• Input material

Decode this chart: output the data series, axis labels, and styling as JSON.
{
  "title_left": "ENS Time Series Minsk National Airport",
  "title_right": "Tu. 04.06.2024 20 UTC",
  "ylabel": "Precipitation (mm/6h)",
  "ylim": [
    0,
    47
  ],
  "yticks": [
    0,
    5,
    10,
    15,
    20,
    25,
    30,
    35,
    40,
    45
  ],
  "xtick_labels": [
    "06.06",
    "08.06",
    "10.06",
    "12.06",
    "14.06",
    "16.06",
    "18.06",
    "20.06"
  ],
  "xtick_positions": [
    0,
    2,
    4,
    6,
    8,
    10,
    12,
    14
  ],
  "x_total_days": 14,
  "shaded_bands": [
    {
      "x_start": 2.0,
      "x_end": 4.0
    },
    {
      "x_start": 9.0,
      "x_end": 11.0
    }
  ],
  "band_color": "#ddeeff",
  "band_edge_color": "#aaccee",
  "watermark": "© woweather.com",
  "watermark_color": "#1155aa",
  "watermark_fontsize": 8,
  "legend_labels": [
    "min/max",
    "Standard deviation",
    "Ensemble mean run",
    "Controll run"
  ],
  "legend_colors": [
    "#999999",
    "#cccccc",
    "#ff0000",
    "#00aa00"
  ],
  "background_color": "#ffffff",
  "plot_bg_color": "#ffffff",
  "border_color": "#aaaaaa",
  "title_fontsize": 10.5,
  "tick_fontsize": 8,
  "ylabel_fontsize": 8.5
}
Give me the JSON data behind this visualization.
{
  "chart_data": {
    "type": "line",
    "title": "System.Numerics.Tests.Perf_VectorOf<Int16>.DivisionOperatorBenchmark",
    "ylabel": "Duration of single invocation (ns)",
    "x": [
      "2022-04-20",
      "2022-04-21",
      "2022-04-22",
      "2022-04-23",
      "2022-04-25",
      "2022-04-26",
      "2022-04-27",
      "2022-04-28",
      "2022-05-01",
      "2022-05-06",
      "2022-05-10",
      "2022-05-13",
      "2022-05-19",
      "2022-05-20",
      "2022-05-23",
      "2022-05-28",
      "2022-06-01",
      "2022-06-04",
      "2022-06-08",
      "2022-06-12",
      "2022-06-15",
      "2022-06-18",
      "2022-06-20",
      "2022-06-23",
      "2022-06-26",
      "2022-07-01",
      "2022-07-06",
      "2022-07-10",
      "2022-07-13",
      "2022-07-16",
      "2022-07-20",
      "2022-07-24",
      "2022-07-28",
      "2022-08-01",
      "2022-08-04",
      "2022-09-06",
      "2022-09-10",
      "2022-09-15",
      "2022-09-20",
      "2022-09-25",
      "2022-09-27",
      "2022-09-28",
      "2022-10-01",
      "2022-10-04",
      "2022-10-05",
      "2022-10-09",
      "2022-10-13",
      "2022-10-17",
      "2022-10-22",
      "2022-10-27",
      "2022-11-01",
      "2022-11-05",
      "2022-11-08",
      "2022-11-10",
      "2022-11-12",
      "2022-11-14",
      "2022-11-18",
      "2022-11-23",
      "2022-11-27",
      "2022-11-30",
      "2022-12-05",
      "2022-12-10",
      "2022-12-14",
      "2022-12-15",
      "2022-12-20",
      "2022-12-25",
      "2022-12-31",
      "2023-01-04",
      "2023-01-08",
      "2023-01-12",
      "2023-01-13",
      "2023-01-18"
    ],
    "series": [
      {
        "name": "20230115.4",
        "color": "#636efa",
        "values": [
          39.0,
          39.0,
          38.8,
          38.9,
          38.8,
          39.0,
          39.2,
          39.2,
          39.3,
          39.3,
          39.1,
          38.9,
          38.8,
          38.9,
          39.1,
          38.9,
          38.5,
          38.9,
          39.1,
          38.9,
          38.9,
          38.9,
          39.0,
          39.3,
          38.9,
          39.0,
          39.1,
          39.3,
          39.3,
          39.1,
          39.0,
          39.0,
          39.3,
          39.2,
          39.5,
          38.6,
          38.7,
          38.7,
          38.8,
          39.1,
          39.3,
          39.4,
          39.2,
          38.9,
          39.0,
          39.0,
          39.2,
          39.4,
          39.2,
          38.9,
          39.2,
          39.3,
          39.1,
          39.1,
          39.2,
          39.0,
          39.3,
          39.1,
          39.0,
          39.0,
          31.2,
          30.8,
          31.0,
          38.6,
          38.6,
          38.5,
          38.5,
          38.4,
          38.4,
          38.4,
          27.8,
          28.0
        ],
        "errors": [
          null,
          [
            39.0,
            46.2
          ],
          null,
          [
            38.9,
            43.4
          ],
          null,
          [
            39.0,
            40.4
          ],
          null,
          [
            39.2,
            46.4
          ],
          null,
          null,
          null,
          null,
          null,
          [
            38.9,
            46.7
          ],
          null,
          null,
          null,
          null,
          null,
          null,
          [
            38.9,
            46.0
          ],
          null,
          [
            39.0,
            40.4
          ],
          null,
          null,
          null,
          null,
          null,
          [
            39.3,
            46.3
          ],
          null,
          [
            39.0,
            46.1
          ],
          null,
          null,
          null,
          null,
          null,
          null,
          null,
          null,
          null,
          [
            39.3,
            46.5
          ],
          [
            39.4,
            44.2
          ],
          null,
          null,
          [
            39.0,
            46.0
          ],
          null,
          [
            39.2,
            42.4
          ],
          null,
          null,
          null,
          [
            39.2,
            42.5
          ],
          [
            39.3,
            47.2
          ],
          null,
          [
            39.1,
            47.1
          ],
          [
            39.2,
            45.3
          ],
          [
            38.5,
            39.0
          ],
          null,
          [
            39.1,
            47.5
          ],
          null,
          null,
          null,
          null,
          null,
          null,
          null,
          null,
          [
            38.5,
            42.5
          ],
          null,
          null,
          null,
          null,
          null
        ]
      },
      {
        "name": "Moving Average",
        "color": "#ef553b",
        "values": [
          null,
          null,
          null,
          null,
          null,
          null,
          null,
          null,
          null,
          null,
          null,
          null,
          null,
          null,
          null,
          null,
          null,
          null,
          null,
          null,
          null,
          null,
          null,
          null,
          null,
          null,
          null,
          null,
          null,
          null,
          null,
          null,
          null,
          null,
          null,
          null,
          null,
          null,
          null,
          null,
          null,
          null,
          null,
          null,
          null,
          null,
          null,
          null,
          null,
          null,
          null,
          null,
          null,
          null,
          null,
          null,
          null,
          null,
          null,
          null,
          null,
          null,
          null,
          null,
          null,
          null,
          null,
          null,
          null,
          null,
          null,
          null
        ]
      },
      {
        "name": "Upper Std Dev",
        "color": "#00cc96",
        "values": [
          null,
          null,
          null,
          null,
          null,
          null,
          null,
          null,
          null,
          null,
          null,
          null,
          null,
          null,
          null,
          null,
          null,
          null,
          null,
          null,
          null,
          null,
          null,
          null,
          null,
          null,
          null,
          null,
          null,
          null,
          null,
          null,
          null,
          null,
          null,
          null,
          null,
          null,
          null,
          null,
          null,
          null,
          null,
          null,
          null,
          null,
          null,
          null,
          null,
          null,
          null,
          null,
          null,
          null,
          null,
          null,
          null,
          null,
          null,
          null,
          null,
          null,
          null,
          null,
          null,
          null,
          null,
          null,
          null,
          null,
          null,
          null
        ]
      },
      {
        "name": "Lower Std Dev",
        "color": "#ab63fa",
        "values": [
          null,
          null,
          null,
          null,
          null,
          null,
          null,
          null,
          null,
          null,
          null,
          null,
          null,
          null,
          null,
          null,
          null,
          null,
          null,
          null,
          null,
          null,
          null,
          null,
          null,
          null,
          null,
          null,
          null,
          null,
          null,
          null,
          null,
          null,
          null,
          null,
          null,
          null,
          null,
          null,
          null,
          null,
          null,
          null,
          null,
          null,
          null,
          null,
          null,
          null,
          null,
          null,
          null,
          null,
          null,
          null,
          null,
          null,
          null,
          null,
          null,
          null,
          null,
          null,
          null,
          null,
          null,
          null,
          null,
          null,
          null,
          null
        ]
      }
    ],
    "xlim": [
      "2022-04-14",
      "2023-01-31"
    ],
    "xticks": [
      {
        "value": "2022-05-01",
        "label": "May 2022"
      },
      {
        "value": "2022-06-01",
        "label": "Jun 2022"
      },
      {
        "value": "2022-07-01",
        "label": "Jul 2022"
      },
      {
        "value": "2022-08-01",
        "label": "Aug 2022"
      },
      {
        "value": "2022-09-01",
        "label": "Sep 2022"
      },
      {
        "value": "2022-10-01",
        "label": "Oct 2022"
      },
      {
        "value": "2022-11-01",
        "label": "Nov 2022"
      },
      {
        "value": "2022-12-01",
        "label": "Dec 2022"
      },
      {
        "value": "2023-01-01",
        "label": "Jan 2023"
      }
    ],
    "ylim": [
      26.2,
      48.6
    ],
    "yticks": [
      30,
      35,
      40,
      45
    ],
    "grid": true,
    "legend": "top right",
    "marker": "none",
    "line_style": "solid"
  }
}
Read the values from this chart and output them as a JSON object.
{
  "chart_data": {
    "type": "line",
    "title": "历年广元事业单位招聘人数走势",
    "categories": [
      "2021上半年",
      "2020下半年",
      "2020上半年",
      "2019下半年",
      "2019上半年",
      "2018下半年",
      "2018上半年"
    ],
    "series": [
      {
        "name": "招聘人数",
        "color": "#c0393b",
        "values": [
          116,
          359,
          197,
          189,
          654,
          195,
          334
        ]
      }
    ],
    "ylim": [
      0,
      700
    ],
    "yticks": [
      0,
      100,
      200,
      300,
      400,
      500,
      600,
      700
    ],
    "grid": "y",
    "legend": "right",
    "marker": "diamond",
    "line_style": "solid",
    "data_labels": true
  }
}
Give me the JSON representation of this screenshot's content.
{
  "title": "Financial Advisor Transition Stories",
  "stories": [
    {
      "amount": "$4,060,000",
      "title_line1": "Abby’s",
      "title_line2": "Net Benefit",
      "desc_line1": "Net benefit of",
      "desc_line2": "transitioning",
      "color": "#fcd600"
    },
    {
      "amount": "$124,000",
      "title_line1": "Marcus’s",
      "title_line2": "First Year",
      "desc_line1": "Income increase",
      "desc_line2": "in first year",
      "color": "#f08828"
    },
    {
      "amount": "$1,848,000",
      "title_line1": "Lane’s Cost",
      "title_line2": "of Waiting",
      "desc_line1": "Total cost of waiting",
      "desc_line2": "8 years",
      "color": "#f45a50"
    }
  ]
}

• Task directions
Only the number is wanted: how many lines of the material contain the word "this"?

• Written solution
4